What you should do: In the listing below, find the line containing "OCR this image.". Write out that line and every line after it to the end, exactly and only those.

[BEGIN Available data]

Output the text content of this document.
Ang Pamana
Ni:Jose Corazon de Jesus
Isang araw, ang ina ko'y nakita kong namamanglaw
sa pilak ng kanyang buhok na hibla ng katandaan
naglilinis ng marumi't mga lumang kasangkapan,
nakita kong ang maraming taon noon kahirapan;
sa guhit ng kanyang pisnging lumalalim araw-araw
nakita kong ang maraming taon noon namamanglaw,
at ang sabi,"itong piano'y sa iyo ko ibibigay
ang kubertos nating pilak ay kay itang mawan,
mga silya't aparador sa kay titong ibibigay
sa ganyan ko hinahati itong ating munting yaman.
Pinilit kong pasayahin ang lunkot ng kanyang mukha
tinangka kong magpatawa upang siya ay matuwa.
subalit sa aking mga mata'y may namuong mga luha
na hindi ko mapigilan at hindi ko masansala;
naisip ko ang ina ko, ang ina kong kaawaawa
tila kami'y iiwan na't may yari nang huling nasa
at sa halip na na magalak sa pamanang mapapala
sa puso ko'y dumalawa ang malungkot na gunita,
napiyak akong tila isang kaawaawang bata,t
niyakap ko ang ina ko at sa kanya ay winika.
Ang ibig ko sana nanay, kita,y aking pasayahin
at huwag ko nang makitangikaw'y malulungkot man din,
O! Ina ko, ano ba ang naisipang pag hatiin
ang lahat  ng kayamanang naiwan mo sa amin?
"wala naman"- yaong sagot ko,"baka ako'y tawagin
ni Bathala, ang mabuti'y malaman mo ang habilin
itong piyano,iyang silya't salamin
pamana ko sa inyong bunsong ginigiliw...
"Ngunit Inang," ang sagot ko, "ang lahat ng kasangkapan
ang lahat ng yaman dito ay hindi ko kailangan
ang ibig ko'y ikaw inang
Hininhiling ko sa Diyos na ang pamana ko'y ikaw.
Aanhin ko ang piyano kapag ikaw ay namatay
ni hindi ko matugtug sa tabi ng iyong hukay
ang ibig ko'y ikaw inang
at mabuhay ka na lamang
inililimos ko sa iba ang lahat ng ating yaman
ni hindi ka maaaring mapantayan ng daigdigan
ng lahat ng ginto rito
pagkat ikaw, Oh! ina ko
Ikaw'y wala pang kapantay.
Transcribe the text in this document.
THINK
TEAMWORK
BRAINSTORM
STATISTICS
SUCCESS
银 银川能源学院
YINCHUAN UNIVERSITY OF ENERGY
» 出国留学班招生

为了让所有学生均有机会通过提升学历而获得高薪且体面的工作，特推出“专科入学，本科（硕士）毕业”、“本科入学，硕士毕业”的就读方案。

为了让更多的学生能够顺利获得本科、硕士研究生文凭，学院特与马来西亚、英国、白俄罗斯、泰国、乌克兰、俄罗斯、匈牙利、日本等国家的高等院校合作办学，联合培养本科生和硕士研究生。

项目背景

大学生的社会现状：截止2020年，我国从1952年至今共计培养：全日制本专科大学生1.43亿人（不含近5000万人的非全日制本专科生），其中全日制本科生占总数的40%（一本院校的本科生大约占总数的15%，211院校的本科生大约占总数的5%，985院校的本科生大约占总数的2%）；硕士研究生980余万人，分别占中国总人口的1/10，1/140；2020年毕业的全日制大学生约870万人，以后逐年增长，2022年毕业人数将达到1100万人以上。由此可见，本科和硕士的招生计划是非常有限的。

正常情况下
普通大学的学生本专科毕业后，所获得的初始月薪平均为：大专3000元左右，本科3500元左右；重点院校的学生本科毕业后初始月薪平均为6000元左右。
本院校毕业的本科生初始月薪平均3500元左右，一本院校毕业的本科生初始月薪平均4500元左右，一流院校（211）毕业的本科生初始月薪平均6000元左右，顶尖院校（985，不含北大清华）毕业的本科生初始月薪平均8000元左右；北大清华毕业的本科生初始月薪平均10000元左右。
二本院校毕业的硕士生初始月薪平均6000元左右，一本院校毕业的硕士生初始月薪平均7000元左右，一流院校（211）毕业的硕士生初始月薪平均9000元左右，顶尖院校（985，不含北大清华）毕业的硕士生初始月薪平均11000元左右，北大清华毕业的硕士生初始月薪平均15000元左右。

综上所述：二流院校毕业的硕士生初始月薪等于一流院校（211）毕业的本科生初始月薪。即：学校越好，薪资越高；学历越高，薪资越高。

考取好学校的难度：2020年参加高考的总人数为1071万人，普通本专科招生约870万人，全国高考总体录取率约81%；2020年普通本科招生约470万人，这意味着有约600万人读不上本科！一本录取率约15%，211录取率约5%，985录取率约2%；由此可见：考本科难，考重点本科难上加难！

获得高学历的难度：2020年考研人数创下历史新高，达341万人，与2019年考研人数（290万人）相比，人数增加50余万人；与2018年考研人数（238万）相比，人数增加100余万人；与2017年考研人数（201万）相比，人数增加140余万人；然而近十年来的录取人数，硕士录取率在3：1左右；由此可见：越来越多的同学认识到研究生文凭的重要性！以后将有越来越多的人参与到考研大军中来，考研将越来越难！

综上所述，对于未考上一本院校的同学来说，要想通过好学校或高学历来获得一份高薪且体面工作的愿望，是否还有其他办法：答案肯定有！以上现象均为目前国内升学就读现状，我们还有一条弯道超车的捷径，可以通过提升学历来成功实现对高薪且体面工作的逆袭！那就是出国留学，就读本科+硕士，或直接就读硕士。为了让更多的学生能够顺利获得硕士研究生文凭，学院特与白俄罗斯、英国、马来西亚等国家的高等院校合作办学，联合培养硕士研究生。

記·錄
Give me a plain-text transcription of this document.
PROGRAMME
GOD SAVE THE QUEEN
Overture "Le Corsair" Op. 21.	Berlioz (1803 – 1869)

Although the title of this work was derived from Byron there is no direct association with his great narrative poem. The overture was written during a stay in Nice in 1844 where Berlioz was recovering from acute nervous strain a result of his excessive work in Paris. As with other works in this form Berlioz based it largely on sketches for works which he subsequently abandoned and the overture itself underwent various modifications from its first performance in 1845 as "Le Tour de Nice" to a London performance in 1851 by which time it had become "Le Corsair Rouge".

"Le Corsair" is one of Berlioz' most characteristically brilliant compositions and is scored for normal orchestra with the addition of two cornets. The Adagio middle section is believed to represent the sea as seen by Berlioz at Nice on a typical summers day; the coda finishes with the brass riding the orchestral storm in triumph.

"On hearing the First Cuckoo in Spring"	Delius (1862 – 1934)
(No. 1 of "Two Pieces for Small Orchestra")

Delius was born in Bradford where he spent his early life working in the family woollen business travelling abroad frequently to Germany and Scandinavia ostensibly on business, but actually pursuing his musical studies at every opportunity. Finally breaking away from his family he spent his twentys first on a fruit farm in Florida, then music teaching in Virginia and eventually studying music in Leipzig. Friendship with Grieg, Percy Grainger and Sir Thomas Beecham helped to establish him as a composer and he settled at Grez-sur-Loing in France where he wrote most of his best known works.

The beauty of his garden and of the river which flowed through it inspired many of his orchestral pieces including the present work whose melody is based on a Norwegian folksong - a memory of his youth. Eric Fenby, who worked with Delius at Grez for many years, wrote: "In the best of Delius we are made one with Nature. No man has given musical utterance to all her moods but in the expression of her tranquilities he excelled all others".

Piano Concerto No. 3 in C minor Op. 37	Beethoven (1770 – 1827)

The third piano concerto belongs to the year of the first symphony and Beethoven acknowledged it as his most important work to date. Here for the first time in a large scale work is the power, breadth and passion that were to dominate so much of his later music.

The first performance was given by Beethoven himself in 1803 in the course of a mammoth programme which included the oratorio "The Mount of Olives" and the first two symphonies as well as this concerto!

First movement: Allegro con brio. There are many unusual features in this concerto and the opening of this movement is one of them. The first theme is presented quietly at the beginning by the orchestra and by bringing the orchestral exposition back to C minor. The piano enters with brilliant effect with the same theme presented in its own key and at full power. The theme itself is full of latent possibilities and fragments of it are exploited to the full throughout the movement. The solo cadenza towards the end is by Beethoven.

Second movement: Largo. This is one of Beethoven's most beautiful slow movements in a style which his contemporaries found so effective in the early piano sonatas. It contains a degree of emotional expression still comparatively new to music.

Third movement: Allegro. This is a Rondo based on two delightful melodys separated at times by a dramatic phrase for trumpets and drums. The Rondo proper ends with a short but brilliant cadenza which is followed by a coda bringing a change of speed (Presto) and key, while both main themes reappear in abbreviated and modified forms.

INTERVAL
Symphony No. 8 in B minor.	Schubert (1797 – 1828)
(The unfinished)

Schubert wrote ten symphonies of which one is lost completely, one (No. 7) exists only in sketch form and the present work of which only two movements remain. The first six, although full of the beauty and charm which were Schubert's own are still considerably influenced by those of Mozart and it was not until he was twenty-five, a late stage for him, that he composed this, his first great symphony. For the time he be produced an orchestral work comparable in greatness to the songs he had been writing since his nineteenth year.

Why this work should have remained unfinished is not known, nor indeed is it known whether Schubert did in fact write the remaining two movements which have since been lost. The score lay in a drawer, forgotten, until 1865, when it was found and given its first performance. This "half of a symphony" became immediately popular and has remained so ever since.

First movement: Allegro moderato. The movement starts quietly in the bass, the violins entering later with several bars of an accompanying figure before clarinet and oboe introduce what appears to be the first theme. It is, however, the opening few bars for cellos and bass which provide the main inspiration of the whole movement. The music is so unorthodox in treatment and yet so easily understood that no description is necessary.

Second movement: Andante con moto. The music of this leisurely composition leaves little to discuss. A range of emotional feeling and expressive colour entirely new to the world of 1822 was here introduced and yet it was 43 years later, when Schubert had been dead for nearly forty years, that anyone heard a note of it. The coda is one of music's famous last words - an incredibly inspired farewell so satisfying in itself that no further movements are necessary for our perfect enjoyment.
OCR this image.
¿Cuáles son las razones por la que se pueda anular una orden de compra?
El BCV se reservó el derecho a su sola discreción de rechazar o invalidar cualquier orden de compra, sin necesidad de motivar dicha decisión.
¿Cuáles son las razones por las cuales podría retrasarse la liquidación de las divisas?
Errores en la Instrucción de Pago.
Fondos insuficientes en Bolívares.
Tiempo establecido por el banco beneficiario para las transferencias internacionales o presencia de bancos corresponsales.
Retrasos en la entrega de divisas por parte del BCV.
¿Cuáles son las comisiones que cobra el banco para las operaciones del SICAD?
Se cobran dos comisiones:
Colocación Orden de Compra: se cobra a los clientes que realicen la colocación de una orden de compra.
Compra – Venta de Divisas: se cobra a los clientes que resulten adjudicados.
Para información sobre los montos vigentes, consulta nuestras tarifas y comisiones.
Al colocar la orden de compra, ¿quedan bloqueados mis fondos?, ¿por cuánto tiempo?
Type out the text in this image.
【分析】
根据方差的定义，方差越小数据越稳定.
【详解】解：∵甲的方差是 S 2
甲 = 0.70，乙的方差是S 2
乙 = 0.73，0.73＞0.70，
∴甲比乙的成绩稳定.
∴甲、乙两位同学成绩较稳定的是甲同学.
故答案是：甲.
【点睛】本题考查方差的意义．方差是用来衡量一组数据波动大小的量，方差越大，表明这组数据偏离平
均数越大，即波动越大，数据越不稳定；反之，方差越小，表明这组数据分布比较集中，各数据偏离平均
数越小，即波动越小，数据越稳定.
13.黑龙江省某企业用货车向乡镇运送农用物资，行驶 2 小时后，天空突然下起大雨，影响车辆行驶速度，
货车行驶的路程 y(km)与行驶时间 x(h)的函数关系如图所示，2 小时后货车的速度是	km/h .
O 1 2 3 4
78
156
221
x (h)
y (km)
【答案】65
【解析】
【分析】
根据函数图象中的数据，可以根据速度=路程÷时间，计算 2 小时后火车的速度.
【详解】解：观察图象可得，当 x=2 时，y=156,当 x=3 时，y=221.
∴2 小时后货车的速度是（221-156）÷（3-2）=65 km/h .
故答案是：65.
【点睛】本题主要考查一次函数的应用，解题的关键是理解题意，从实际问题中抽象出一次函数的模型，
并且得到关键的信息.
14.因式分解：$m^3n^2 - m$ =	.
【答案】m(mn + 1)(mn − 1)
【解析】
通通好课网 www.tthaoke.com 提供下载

[END Available data]

Response:
OCR this image.
¿Cuáles son las razones por la que se pueda anular una orden de compra?
El BCV se reservó el derecho a su sola discreción de rechazar o invalidar cualquier orden de compra, sin necesidad de motivar dicha decisión.
¿Cuáles son las razones por las cuales podría retrasarse la liquidación de las divisas?
Errores en la Instrucción de Pago.
Fondos insuficientes en Bolívares.
Tiempo establecido por el banco beneficiario para las transferencias internacionales o presencia de bancos corresponsales.
Retrasos en la entrega de divisas por parte del BCV.
¿Cuáles son las comisiones que cobra el banco para las operaciones del SICAD?
Se cobran dos comisiones:
Colocación Orden de Compra: se cobra a los clientes que realicen la colocación de una orden de compra.
Compra – Venta de Divisas: se cobra a los clientes que resulten adjudicados.
Para información sobre los montos vigentes, consulta nuestras tarifas y comisiones.
Al colocar la orden de compra, ¿quedan bloqueados mis fondos?, ¿por cuánto tiempo?
Type out the text in this image.
【分析】
根据方差的定义，方差越小数据越稳定.
【详解】解：∵甲的方差是 S 2
甲 = 0.70，乙的方差是S 2
乙 = 0.73，0.73＞0.70，
∴甲比乙的成绩稳定.
∴甲、乙两位同学成绩较稳定的是甲同学.
故答案是：甲.
【点睛】本题考查方差的意义．方差是用来衡量一组数据波动大小的量，方差越大，表明这组数据偏离平
均数越大，即波动越大，数据越不稳定；反之，方差越小，表明这组数据分布比较集中，各数据偏离平均
数越小，即波动越小，数据越稳定.
13.黑龙江省某企业用货车向乡镇运送农用物资，行驶 2 小时后，天空突然下起大雨，影响车辆行驶速度，
货车行驶的路程 y(km)与行驶时间 x(h)的函数关系如图所示，2 小时后货车的速度是	km/h .
O 1 2 3 4
78
156
221
x (h)
y (km)
【答案】65
【解析】
【分析】
根据函数图象中的数据，可以根据速度=路程÷时间，计算 2 小时后火车的速度.
【详解】解：观察图象可得，当 x=2 时，y=156,当 x=3 时，y=221.
∴2 小时后货车的速度是（221-156）÷（3-2）=65 km/h .
故答案是：65.
【点睛】本题主要考查一次函数的应用，解题的关键是理解题意，从实际问题中抽象出一次函数的模型，
并且得到关键的信息.
14.因式分解：$m^3n^2 - m$ =	.
【答案】m(mn + 1)(mn − 1)
【解析】
通通好课网 www.tthaoke.com 提供下载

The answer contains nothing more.